▶ _Data records_:
= = =
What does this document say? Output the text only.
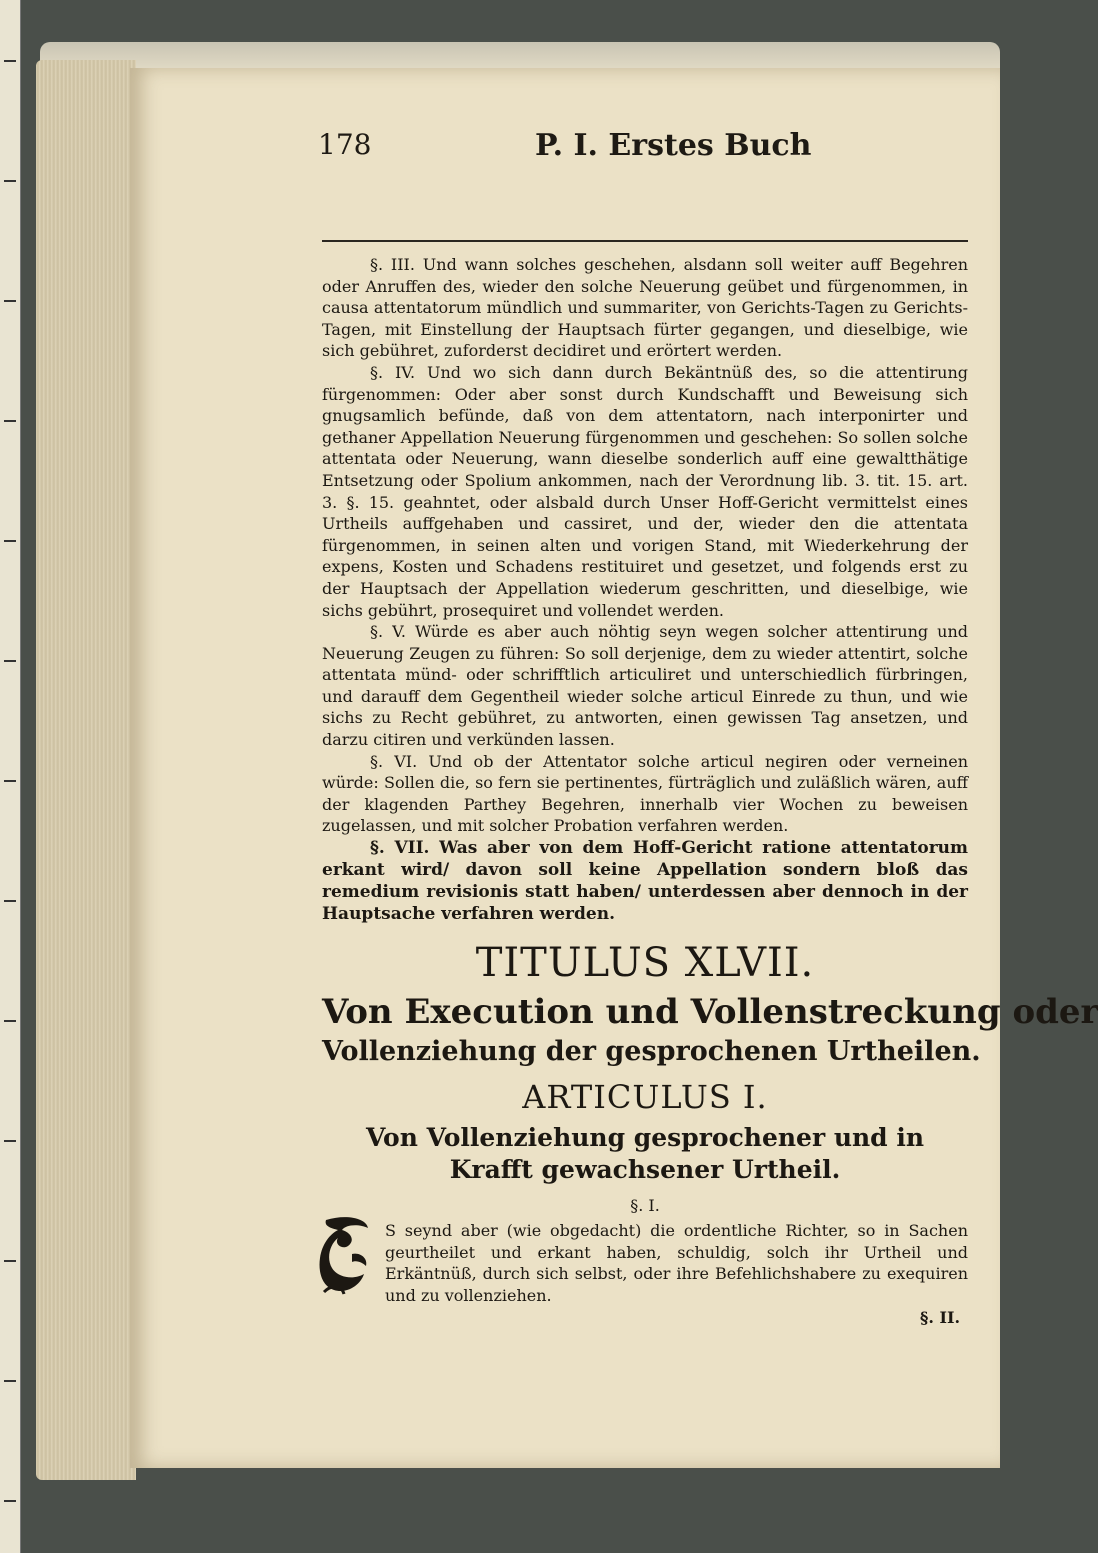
178	P. I. Erstes Buch

§. III. Und wann solches geschehen, alsdann soll weiter auff Begehren oder Anruffen des, wieder den solche Neuerung geübet und fürgenommen, in causa attentatorum mündlich und summariter, von Gerichts-Tagen zu Gerichts-Tagen, mit Einstellung der Hauptsach fürter gegangen, und dieselbige, wie sich gebühret, zuforderst decidiret und erörtert werden.

§. IV. Und wo sich dann durch Bekäntnüß des, so die attentirung fürgenommen: Oder aber sonst durch Kundschafft und Beweisung sich gnugsamlich befünde, daß von dem attentatorn, nach interponirter und gethaner Appellation Neuerung fürgenommen und geschehen: So sollen solche attentata oder Neuerung, wann dieselbe sonderlich auff eine gewaltthätige Entsetzung oder Spolium ankommen, nach der Verordnung lib. 3. tit. 15. art. 3. §. 15. geahntet, oder alsbald durch Unser Hoff-Gericht vermittelst eines Urtheils auffgehaben und cassiret, und der, wieder den die attentata fürgenommen, in seinen alten und vorigen Stand, mit Wiederkehrung der expens, Kosten und Schadens restituiret und gesetzet, und folgends erst zu der Hauptsach der Appellation wiederum geschritten, und dieselbige, wie sichs gebührt, prosequiret und vollendet werden.

§. V. Würde es aber auch nöhtig seyn wegen solcher attentirung und Neuerung Zeugen zu führen: So soll derjenige, dem zu wieder attentirt, solche attentata münd- oder schrifftlich articuliret und unterschiedlich fürbringen, und darauff dem Gegentheil wieder solche articul Einrede zu thun, und wie sichs zu Recht gebühret, zu antworten, einen gewissen Tag ansetzen, und darzu citiren und verkünden lassen.

§. VI. Und ob der Attentator solche articul negiren oder verneinen würde: Sollen die, so fern sie pertinentes, fürträglich und zuläßlich wären, auff der klagenden Parthey Begehren, innerhalb vier Wochen zu beweisen zugelassen, und mit solcher Probation verfahren werden.

§. VII. Was aber von dem Hoff-Gericht ratione attentatorum erkant wird/ davon soll keine Appellation sondern bloß das remedium revisionis statt haben/ unterdessen aber dennoch in der Hauptsache verfahren werden.

TITULUS XLVII.
Von Execution und Vollenstreckung oder
Vollenziehung der gesprochenen Urtheilen.
ARTICULUS I.
Von Vollenziehung gesprochener und in Krafft gewachsener Urtheil.
§. I.
S seynd aber (wie obgedacht) die ordentliche Richter, so in Sachen geurtheilet und erkant haben, schuldig, solch ihr Urtheil und Erkäntnüß, durch sich selbst, oder ihre Befehlichshabere zu exequiren und zu vollenziehen.
§. II.
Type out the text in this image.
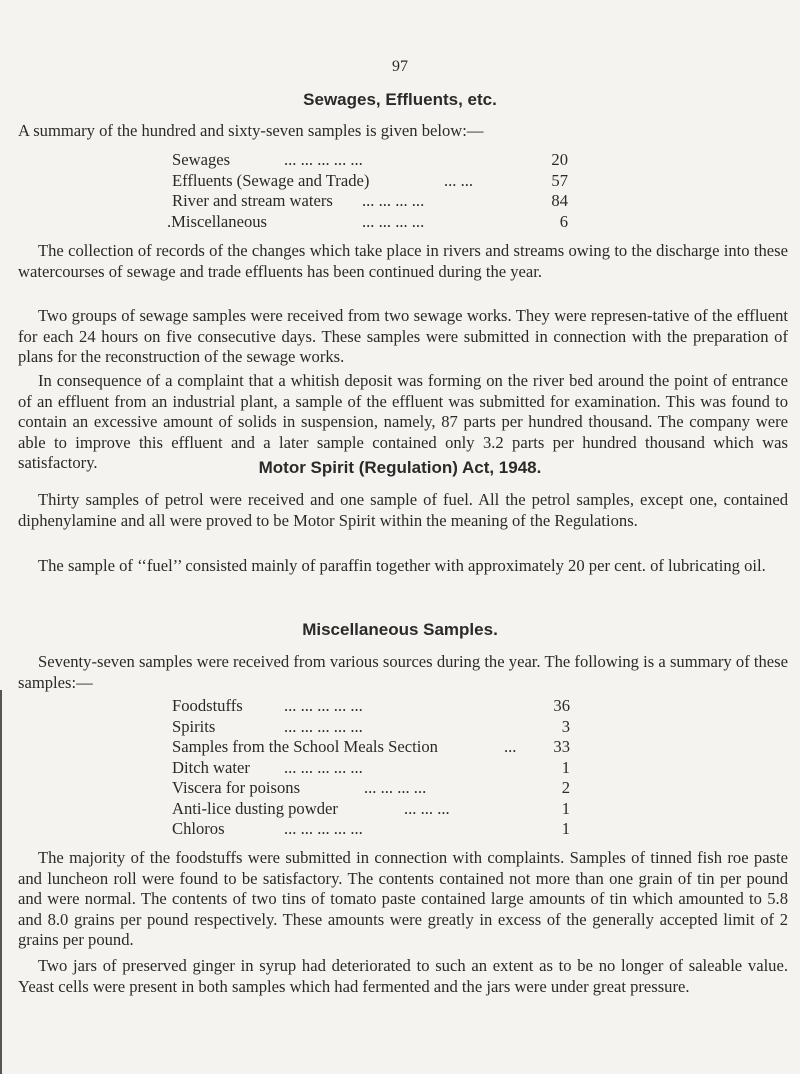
97
Sewages, Effluents, etc.

A summary of the hundred and sixty-seven samples is given below:—

Sewages	... ... ... ... ...	20
Effluents (Sewage and Trade)	... ...	57
River and stream waters ... ... ... ...	84
.Miscellaneous	... ... ... ...	6

The collection of records of the changes which take place in rivers and streams owing to the discharge into these watercourses of sewage and trade effluents has been continued during the year.

Two groups of sewage samples were received from two sewage works. They were represen-tative of the effluent for each 24 hours on five consecutive days. These samples were submitted in connection with the preparation of plans for the reconstruction of the sewage works.

In consequence of a complaint that a whitish deposit was forming on the river bed around the point of entrance of an effluent from an industrial plant, a sample of the effluent was submitted for examination. This was found to contain an excessive amount of solids in suspension, namely, 87 parts per hundred thousand. The company were able to improve this effluent and a later sample contained only 3.2 parts per hundred thousand which was satisfactory.	Motor Spirit (Regulation) Act, 1948.

Thirty samples of petrol were received and one sample of fuel. All the petrol samples, except one, contained diphenylamine and all were proved to be Motor Spirit within the meaning of the Regulations.

The sample of ‘‘fuel’’ consisted mainly of paraffin together with approximately 20 per cent. of lubricating oil.

Miscellaneous Samples.

Seventy-seven samples were received from various sources during the year. The following is a summary of these samples:—

Foodstuffs ... ... ... ... ...	36
Spirits	... ... ... ... ...	3
Samples from the School Meals Section	... 33
Ditch water ... ... ... ... ...	1
Viscera for poisons	... ... ... ...	2
Anti-lice dusting powder	... ... ...	1
Chloros	... ... ... ... ...	1

The majority of the foodstuffs were submitted in connection with complaints. Samples of tinned fish roe paste and luncheon roll were found to be satisfactory. The contents contained not more than one grain of tin per pound and were normal. The contents of two tins of tomato paste contained large amounts of tin which amounted to 5.8 and 8.0 grains per pound respectively. These amounts were greatly in excess of the generally accepted limit of 2 grains per pound.

Two jars of preserved ginger in syrup had deteriorated to such an extent as to be no longer of saleable value. Yeast cells were present in both samples which had fermented and the jars were under great pressure.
= = =
▶ _Task objective_:
Return each line of the material above in which the string "only" appears.

▶ _Task answer_:
What does this document say? Output the text only.
In consequence of a complaint that a whitish deposit was forming on the river bed around the point of entrance of an effluent from an industrial plant, a sample of the effluent was submitted for examination. This was found to contain an excessive amount of solids in suspension, namely, 87 parts per hundred thousand. The company were able to improve this effluent and a later sample contained only 3.2 parts per hundred thousand which was satisfactory.	Motor Spirit (Regulation) Act, 1948.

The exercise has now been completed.